[Dataset records on visual material]
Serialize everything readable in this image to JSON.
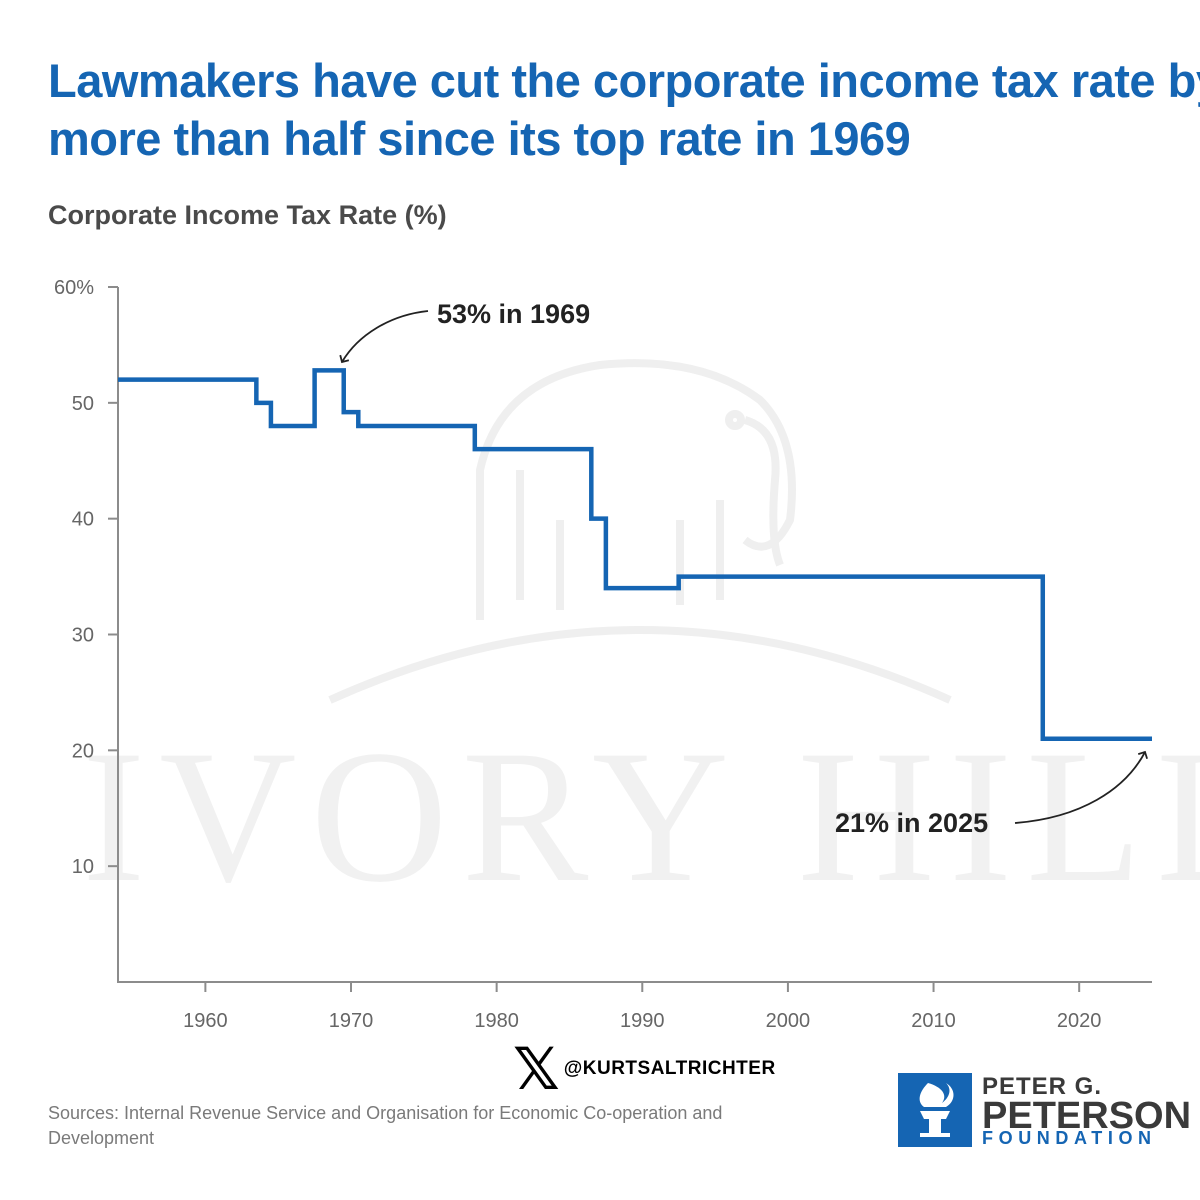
{
  "title": {
    "line1": "Lawmakers have cut the corporate income tax rate by",
    "line2": "more than half since its top rate in 1969"
  },
  "subtitle": "Corporate Income Tax Rate (%)",
  "watermark": "IVORY HILL",
  "chart_data": {
    "type": "line",
    "step": true,
    "title": "Lawmakers have cut the corporate income tax rate by more than half since its top rate in 1969",
    "ylabel": "Corporate Income Tax Rate (%)",
    "xlabel": "",
    "xlim": [
      1954,
      2025
    ],
    "ylim": [
      0,
      60
    ],
    "x_ticks": [
      1960,
      1970,
      1980,
      1990,
      2000,
      2010,
      2020
    ],
    "x_tick_labels": [
      "1960",
      "1970",
      "1980",
      "1990",
      "2000",
      "2010",
      "2020"
    ],
    "y_ticks": [
      10,
      20,
      30,
      40,
      50,
      60
    ],
    "y_tick_labels": [
      "10",
      "20",
      "30",
      "40",
      "50",
      "60%"
    ],
    "grid": false,
    "color": "#1565b3",
    "series": [
      {
        "name": "Corporate Income Tax Rate",
        "x": [
          1954,
          1963.5,
          1964.5,
          1967.5,
          1969.5,
          1970.5,
          1978.5,
          1986.5,
          1987.5,
          1992.5,
          2017.5,
          2025
        ],
        "values": [
          52,
          50,
          48,
          52.8,
          49.2,
          48,
          46,
          40,
          34,
          35,
          21,
          21
        ]
      }
    ],
    "annotations": [
      {
        "text": "53% in 1969",
        "x": 1969,
        "y": 52.8
      },
      {
        "text": "21% in 2025",
        "x": 2025,
        "y": 21
      }
    ]
  },
  "social": {
    "logo": "𝕏",
    "handle": "@KURTSALTRICHTER"
  },
  "sources": "Sources: Internal Revenue Service and Organisation for Economic Co-operation and Development",
  "brand": {
    "line1": "PETER G.",
    "line2": "PETERSON",
    "line3": "FOUNDATION",
    "icon": "torch-icon",
    "color": "#1565b3"
  }
}
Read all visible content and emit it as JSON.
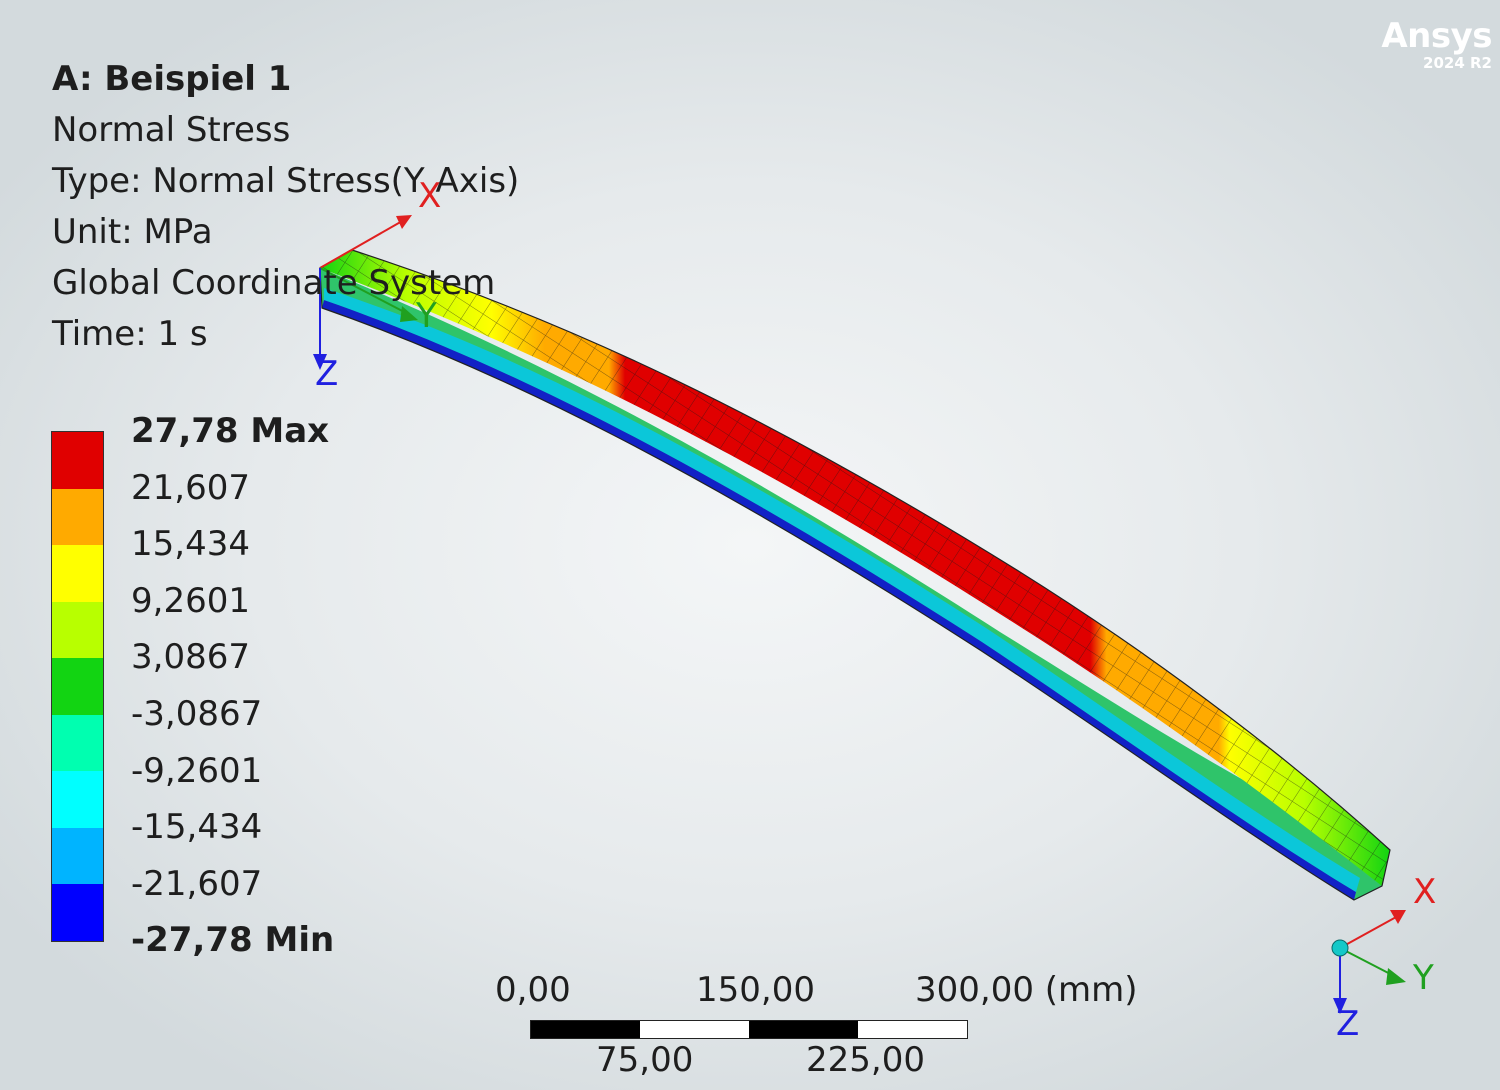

The request — Write out the whole listing exactly, and drop the pictures.

Result below —
Serialize everything readable in this image to JSON.
{
  "title": {
    "line1": "Lawmakers have cut the corporate income tax rate by",
    "line2": "more than half since its top rate in 1969"
  },
  "subtitle": "Corporate Income Tax Rate (%)",
  "watermark": "IVORY HILL",
  "chart_data": {
    "type": "line",
    "step": true,
    "title": "Lawmakers have cut the corporate income tax rate by more than half since its top rate in 1969",
    "ylabel": "Corporate Income Tax Rate (%)",
    "xlabel": "",
    "xlim": [
      1954,
      2025
    ],
    "ylim": [
      0,
      60
    ],
    "x_ticks": [
      1960,
      1970,
      1980,
      1990,
      2000,
      2010,
      2020
    ],
    "x_tick_labels": [
      "1960",
      "1970",
      "1980",
      "1990",
      "2000",
      "2010",
      "2020"
    ],
    "y_ticks": [
      10,
      20,
      30,
      40,
      50,
      60
    ],
    "y_tick_labels": [
      "10",
      "20",
      "30",
      "40",
      "50",
      "60%"
    ],
    "grid": false,
    "color": "#1565b3",
    "series": [
      {
        "name": "Corporate Income Tax Rate",
        "x": [
          1954,
          1963.5,
          1964.5,
          1967.5,
          1969.5,
          1970.5,
          1978.5,
          1986.5,
          1987.5,
          1992.5,
          2017.5,
          2025
        ],
        "values": [
          52,
          50,
          48,
          52.8,
          49.2,
          48,
          46,
          40,
          34,
          35,
          21,
          21
        ]
      }
    ],
    "annotations": [
      {
        "text": "53% in 1969",
        "x": 1969,
        "y": 52.8
      },
      {
        "text": "21% in 2025",
        "x": 2025,
        "y": 21
      }
    ]
  },
  "social": {
    "logo": "𝕏",
    "handle": "@KURTSALTRICHTER"
  },
  "sources": "Sources: Internal Revenue Service and Organisation for Economic Co-operation and Development",
  "brand": {
    "line1": "PETER G.",
    "line2": "PETERSON",
    "line3": "FOUNDATION",
    "icon": "torch-icon",
    "color": "#1565b3"
  }
}
Read all visible content and emit it as JSON.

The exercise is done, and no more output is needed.